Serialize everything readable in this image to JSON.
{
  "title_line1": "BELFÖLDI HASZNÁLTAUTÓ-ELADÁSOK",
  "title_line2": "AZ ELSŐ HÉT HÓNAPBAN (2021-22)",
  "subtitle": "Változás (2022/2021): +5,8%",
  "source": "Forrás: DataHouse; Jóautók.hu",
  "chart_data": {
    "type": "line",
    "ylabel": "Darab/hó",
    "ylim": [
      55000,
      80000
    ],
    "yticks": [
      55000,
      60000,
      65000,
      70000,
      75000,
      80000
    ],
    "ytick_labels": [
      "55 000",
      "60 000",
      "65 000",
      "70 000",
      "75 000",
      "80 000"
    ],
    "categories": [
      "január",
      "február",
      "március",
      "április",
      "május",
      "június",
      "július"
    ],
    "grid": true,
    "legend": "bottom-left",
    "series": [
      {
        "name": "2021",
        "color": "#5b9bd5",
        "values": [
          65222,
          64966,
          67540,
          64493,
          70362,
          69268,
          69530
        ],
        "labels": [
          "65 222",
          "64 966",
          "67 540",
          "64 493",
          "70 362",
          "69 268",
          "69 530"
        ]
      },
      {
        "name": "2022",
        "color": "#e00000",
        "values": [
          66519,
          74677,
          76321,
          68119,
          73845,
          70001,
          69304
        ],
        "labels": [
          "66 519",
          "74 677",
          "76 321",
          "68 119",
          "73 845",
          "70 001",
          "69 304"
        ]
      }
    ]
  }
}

#### [Short task]
Copy out the whole listing exactly as written.

#### [Answer to the task]
Serialize everything readable in this image to JSON.
{
  "title_line1": "BELFÖLDI HASZNÁLTAUTÓ-ELADÁSOK",
  "title_line2": "AZ ELSŐ HÉT HÓNAPBAN (2021-22)",
  "subtitle": "Változás (2022/2021): +5,8%",
  "source": "Forrás: DataHouse; Jóautók.hu",
  "chart_data": {
    "type": "line",
    "ylabel": "Darab/hó",
    "ylim": [
      55000,
      80000
    ],
    "yticks": [
      55000,
      60000,
      65000,
      70000,
      75000,
      80000
    ],
    "ytick_labels": [
      "55 000",
      "60 000",
      "65 000",
      "70 000",
      "75 000",
      "80 000"
    ],
    "categories": [
      "január",
      "február",
      "március",
      "április",
      "május",
      "június",
      "július"
    ],
    "grid": true,
    "legend": "bottom-left",
    "series": [
      {
        "name": "2021",
        "color": "#5b9bd5",
        "values": [
          65222,
          64966,
          67540,
          64493,
          70362,
          69268,
          69530
        ],
        "labels": [
          "65 222",
          "64 966",
          "67 540",
          "64 493",
          "70 362",
          "69 268",
          "69 530"
        ]
      },
      {
        "name": "2022",
        "color": "#e00000",
        "values": [
          66519,
          74677,
          76321,
          68119,
          73845,
          70001,
          69304
        ],
        "labels": [
          "66 519",
          "74 677",
          "76 321",
          "68 119",
          "73 845",
          "70 001",
          "69 304"
        ]
      }
    ]
  }
}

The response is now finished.